[Exercise brief]: Output every entry exactly as written.
┌─ Data provided
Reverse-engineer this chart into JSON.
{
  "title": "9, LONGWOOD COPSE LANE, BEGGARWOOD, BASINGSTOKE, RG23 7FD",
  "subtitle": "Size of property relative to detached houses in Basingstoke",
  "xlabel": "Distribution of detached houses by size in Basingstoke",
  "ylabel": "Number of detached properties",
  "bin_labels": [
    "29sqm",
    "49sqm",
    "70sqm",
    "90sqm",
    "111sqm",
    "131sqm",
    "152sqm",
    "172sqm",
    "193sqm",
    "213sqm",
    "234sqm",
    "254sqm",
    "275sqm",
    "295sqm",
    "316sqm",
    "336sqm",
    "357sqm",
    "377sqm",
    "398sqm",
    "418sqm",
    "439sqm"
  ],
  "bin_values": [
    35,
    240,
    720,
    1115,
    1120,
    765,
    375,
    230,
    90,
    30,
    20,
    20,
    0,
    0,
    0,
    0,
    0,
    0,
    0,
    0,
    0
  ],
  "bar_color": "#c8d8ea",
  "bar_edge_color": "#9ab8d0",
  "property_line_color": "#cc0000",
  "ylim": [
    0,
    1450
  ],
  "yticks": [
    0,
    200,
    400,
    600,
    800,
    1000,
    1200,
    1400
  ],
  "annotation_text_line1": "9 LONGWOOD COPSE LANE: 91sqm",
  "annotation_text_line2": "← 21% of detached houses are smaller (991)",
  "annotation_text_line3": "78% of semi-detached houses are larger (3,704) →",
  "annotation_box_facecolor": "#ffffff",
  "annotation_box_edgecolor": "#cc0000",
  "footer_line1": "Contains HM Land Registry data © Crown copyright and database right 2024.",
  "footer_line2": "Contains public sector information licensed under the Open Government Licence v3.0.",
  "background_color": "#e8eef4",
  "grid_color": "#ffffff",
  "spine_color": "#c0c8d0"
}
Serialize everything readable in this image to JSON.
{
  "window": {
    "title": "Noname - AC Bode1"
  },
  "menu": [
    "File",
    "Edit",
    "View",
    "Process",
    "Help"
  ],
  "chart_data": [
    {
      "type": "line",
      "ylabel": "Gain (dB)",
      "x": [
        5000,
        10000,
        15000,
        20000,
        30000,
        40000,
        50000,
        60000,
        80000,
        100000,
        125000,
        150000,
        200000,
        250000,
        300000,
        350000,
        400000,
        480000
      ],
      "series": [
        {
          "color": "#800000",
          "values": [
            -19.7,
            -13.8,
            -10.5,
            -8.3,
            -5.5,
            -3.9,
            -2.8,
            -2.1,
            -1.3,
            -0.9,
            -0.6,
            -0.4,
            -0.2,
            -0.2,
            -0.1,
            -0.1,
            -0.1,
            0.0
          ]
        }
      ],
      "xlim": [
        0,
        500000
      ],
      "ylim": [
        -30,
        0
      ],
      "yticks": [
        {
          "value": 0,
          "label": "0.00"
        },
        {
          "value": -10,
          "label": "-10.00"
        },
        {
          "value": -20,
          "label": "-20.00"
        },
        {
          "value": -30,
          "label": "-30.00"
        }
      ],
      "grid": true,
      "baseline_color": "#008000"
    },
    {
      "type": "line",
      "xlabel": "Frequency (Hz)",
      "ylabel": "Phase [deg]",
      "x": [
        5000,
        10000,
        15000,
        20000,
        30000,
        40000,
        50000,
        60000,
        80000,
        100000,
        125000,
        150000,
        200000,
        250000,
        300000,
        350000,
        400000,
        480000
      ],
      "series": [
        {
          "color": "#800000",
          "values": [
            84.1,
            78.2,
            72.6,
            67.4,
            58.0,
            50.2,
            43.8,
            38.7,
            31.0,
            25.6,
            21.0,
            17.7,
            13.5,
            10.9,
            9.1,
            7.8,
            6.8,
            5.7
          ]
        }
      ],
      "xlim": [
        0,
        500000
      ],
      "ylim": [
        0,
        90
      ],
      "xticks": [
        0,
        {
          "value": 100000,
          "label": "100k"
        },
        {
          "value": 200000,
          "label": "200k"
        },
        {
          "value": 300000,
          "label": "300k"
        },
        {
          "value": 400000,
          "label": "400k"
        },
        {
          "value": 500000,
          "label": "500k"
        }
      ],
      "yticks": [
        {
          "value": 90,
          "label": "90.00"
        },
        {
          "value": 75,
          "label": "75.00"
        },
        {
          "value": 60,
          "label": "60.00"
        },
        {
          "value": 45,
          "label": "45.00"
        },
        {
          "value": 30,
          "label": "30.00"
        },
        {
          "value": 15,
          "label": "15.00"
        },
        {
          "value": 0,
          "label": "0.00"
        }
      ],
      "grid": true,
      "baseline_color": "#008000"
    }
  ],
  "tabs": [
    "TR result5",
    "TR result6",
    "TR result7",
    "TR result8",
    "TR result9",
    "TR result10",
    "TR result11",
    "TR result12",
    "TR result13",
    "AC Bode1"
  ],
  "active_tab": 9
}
└─
[Task result]:
Reverse-engineer this chart into JSON.
{
  "title": "9, LONGWOOD COPSE LANE, BEGGARWOOD, BASINGSTOKE, RG23 7FD",
  "subtitle": "Size of property relative to detached houses in Basingstoke",
  "xlabel": "Distribution of detached houses by size in Basingstoke",
  "ylabel": "Number of detached properties",
  "bin_labels": [
    "29sqm",
    "49sqm",
    "70sqm",
    "90sqm",
    "111sqm",
    "131sqm",
    "152sqm",
    "172sqm",
    "193sqm",
    "213sqm",
    "234sqm",
    "254sqm",
    "275sqm",
    "295sqm",
    "316sqm",
    "336sqm",
    "357sqm",
    "377sqm",
    "398sqm",
    "418sqm",
    "439sqm"
  ],
  "bin_values": [
    35,
    240,
    720,
    1115,
    1120,
    765,
    375,
    230,
    90,
    30,
    20,
    20,
    0,
    0,
    0,
    0,
    0,
    0,
    0,
    0,
    0
  ],
  "bar_color": "#c8d8ea",
  "bar_edge_color": "#9ab8d0",
  "property_line_color": "#cc0000",
  "ylim": [
    0,
    1450
  ],
  "yticks": [
    0,
    200,
    400,
    600,
    800,
    1000,
    1200,
    1400
  ],
  "annotation_text_line1": "9 LONGWOOD COPSE LANE: 91sqm",
  "annotation_text_line2": "← 21% of detached houses are smaller (991)",
  "annotation_text_line3": "78% of semi-detached houses are larger (3,704) →",
  "annotation_box_facecolor": "#ffffff",
  "annotation_box_edgecolor": "#cc0000",
  "footer_line1": "Contains HM Land Registry data © Crown copyright and database right 2024.",
  "footer_line2": "Contains public sector information licensed under the Open Government Licence v3.0.",
  "background_color": "#e8eef4",
  "grid_color": "#ffffff",
  "spine_color": "#c0c8d0"
}
Serialize everything readable in this image to JSON.
{
  "window": {
    "title": "Noname - AC Bode1"
  },
  "menu": [
    "File",
    "Edit",
    "View",
    "Process",
    "Help"
  ],
  "chart_data": [
    {
      "type": "line",
      "ylabel": "Gain (dB)",
      "x": [
        5000,
        10000,
        15000,
        20000,
        30000,
        40000,
        50000,
        60000,
        80000,
        100000,
        125000,
        150000,
        200000,
        250000,
        300000,
        350000,
        400000,
        480000
      ],
      "series": [
        {
          "color": "#800000",
          "values": [
            -19.7,
            -13.8,
            -10.5,
            -8.3,
            -5.5,
            -3.9,
            -2.8,
            -2.1,
            -1.3,
            -0.9,
            -0.6,
            -0.4,
            -0.2,
            -0.2,
            -0.1,
            -0.1,
            -0.1,
            0.0
          ]
        }
      ],
      "xlim": [
        0,
        500000
      ],
      "ylim": [
        -30,
        0
      ],
      "yticks": [
        {
          "value": 0,
          "label": "0.00"
        },
        {
          "value": -10,
          "label": "-10.00"
        },
        {
          "value": -20,
          "label": "-20.00"
        },
        {
          "value": -30,
          "label": "-30.00"
        }
      ],
      "grid": true,
      "baseline_color": "#008000"
    },
    {
      "type": "line",
      "xlabel": "Frequency (Hz)",
      "ylabel": "Phase [deg]",
      "x": [
        5000,
        10000,
        15000,
        20000,
        30000,
        40000,
        50000,
        60000,
        80000,
        100000,
        125000,
        150000,
        200000,
        250000,
        300000,
        350000,
        400000,
        480000
      ],
      "series": [
        {
          "color": "#800000",
          "values": [
            84.1,
            78.2,
            72.6,
            67.4,
            58.0,
            50.2,
            43.8,
            38.7,
            31.0,
            25.6,
            21.0,
            17.7,
            13.5,
            10.9,
            9.1,
            7.8,
            6.8,
            5.7
          ]
        }
      ],
      "xlim": [
        0,
        500000
      ],
      "ylim": [
        0,
        90
      ],
      "xticks": [
        0,
        {
          "value": 100000,
          "label": "100k"
        },
        {
          "value": 200000,
          "label": "200k"
        },
        {
          "value": 300000,
          "label": "300k"
        },
        {
          "value": 400000,
          "label": "400k"
        },
        {
          "value": 500000,
          "label": "500k"
        }
      ],
      "yticks": [
        {
          "value": 90,
          "label": "90.00"
        },
        {
          "value": 75,
          "label": "75.00"
        },
        {
          "value": 60,
          "label": "60.00"
        },
        {
          "value": 45,
          "label": "45.00"
        },
        {
          "value": 30,
          "label": "30.00"
        },
        {
          "value": 15,
          "label": "15.00"
        },
        {
          "value": 0,
          "label": "0.00"
        }
      ],
      "grid": true,
      "baseline_color": "#008000"
    }
  ],
  "tabs": [
    "TR result5",
    "TR result6",
    "TR result7",
    "TR result8",
    "TR result9",
    "TR result10",
    "TR result11",
    "TR result12",
    "TR result13",
    "AC Bode1"
  ],
  "active_tab": 9
}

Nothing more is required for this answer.